Document section:
#####

Dublin:Irish property prices may not return to peak levels reached during the Celtic Tiger boom for 22 years following one of the worst financial crises since the Great Depression, the Central Bank of Ireland has warned.
In a report comparing financial crises in Sweden, Finland, Norway, Japan and Ireland during the past 25 years, the bank forecasts Ireland’s economic recovery will be the slowest of all due to Dublin’s reliance on external trade and its inability to devalue its currency.
“The scale of the global recession and the synchronised contraction in output across a number of advanced economies may be a key differentiating factor between the resolution of the Irish episode and the Nordic example,” says the Central Bank staff report.
The downbeat forecast for the economy and property prices raise questions over Dublin’s ability to control its growing debt pile and recoup billions of euros spent clearing toxic property loans from the main Irish banks.
Dublin returned to growth in 2011 for the first time since 2007 after its property crash and banking crisis led to an EU and IMF bailout in November 2010.
But the eurozone debt crisis now threatens its export-led recovery, making it more difficult for Dublin to meet budget deficit targets in its programme and control its debt, which on a gross basis is forecast to peak close to 120 per cent of GDP in 2013.
The Central Bank report shows recovery in gross domestic product in Ireland since the crisis struck in 2008 has been slower than in the four other countries studied. It says it could be another two or three years before Irish GDP returns to its 2007 peak with unemployment still at an elevated level of 14.8 per cent.

#####

What you need to do:
A - According to the article on Irish property prices, in what year did Dublin return to growth for the first time since 2007?
B - Decide whether each statement agrees with the article on Irish property prices, answering yes or no and quoting the words that decide it: (i) The Central Bank report compares financial crises in five countries over the past 25 years. (ii) Ireland's gross debt is forecast to peak close to 120 per cent of GDP in 2012. (iii) Irish unemployment is at 14.8 per cent.
C - Using the article on Irish property prices, explain why the Central Bank forecasts that Ireland's economic recovery will be the slowest of the countries it studied.
The rows that follow come from a separate source and are not connected to the article.

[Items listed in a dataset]

#####

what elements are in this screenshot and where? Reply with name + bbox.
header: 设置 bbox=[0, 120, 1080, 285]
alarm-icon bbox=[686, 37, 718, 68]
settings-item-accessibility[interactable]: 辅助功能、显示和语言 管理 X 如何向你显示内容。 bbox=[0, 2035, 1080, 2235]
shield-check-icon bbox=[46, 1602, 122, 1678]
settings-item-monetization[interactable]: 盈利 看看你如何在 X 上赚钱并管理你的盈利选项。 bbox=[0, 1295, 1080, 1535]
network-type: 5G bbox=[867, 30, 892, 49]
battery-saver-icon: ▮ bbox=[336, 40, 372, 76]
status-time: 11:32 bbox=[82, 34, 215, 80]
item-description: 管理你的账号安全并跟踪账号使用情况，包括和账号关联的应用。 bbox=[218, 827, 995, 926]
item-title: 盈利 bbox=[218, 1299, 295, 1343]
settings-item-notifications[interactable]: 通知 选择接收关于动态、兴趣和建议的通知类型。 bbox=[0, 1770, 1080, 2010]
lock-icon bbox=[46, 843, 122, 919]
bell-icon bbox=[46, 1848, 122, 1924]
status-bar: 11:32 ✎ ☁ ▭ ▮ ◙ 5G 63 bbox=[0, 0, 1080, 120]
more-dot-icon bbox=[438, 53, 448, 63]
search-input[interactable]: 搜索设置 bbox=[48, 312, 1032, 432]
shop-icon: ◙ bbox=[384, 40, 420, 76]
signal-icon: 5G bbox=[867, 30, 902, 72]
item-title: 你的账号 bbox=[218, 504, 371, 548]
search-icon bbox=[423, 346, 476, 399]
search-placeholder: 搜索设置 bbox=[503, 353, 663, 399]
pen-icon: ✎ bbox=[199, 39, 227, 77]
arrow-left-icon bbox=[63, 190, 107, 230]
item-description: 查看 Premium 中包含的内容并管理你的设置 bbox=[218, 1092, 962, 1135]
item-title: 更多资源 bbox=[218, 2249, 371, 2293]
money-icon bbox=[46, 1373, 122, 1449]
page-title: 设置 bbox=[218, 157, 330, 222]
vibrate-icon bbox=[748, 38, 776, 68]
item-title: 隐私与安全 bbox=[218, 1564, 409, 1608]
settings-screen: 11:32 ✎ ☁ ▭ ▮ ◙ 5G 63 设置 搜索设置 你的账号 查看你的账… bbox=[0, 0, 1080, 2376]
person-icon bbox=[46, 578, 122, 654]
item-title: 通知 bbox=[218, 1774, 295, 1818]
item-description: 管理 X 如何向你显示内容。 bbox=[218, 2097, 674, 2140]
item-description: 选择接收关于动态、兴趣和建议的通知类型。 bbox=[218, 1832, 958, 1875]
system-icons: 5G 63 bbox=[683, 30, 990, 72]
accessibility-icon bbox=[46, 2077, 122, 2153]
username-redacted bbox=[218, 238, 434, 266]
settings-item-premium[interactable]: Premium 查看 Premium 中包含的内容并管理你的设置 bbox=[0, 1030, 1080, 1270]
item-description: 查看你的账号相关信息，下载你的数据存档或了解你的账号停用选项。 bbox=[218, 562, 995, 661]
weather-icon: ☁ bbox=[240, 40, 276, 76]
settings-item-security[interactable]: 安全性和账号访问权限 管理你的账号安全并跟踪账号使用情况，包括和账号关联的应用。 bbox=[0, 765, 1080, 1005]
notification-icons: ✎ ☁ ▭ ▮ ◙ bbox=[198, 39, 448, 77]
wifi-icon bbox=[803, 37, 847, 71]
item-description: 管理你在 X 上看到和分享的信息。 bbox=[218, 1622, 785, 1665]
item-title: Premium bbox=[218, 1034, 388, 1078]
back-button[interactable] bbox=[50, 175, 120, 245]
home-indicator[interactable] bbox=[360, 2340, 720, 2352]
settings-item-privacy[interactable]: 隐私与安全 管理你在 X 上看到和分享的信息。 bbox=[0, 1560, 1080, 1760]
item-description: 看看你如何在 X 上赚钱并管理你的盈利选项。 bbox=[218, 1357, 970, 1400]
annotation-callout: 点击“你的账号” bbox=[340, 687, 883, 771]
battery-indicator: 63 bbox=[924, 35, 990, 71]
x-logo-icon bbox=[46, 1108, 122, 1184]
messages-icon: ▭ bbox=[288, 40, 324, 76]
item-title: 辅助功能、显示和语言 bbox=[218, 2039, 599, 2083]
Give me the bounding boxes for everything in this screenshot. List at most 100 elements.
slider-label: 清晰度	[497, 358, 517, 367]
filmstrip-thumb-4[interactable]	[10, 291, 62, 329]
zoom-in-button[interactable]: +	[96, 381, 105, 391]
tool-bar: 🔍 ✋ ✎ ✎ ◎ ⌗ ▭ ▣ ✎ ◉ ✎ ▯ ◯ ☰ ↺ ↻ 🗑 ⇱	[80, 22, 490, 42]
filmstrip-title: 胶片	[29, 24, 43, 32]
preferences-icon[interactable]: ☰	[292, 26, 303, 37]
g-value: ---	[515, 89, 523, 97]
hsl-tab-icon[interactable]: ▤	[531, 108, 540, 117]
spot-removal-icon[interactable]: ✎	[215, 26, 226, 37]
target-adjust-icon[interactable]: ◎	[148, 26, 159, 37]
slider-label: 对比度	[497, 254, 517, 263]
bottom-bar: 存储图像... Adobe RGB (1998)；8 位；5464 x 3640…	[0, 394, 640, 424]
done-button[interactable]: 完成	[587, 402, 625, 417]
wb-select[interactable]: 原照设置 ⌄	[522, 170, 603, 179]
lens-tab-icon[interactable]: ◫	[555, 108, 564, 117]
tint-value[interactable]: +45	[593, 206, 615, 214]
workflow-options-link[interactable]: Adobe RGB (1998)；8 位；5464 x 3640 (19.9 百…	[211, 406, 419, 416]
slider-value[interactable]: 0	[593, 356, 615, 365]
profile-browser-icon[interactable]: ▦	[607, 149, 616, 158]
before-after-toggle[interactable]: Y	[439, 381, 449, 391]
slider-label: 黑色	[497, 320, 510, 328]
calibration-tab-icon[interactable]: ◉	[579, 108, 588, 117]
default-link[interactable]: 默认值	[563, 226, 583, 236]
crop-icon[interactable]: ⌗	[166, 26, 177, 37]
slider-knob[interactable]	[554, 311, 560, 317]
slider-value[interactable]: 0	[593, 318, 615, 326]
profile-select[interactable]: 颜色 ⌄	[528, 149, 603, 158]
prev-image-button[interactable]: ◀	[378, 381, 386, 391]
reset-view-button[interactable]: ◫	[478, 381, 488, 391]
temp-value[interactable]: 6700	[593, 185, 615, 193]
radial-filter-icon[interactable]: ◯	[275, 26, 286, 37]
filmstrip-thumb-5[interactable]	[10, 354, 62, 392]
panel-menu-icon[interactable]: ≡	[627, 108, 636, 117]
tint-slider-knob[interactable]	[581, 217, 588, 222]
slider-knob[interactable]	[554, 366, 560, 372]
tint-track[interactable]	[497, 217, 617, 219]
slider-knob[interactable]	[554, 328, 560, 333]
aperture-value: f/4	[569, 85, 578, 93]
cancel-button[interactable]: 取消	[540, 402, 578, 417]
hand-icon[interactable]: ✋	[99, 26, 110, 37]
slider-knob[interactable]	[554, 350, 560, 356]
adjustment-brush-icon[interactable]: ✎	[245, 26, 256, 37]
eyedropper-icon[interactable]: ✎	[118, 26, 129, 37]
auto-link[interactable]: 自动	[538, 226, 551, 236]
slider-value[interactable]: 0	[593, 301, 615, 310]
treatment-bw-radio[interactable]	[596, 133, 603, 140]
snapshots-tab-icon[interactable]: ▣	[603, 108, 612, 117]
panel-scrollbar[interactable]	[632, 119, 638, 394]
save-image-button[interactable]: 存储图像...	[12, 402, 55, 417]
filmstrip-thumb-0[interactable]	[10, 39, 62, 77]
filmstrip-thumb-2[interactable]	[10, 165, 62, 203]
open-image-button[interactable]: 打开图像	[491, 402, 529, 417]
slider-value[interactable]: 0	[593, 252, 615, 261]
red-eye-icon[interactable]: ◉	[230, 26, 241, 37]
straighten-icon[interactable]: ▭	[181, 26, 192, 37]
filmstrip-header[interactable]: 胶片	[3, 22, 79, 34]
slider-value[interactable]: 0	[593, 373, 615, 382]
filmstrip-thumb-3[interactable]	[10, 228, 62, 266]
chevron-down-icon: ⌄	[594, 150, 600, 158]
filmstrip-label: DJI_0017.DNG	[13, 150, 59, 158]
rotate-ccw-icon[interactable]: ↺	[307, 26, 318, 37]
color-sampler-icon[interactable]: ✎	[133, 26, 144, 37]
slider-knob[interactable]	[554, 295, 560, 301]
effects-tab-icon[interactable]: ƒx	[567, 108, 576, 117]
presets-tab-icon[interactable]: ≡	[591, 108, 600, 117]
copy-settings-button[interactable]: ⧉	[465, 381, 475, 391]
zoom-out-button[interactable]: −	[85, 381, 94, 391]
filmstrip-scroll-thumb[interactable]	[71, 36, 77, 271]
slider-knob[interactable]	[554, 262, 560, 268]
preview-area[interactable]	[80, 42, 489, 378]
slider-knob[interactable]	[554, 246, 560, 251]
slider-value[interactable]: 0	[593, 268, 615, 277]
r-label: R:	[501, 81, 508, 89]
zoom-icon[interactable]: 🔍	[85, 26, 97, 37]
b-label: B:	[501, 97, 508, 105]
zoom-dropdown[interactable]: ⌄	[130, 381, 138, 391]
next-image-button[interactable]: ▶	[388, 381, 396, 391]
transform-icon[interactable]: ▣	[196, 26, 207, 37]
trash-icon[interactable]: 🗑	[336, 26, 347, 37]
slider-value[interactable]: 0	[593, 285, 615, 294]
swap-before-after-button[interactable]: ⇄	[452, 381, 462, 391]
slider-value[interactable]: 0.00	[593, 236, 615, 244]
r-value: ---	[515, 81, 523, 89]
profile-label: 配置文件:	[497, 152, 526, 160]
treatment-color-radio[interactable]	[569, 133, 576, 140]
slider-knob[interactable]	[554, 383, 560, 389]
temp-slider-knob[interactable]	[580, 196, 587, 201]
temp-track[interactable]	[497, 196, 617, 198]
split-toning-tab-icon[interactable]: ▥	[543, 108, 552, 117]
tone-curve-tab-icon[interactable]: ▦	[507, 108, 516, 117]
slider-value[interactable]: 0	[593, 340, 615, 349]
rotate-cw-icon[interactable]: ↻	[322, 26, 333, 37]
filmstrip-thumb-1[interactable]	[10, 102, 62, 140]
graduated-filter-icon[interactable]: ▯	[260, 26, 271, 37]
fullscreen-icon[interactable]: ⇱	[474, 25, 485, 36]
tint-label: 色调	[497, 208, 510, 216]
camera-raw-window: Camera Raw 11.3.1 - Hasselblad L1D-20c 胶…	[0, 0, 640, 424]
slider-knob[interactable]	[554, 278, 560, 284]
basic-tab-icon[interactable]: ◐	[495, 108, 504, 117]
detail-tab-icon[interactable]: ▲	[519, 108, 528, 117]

#####

Results of the exercise:
A - 2011

B -
(i) Yes: "comparing financial crises in Sweden, Finland, Norway, Japan and Ireland during the past 25 years."
(ii) No: "forecast to peak close to 120 per cent of GDP in 2013."
(iii) Yes: "unemployment still at an elevated level of 14.8 per cent."

C - The bank forecasts the slowest recovery for Ireland because Dublin relies on external trade and cannot devalue its currency.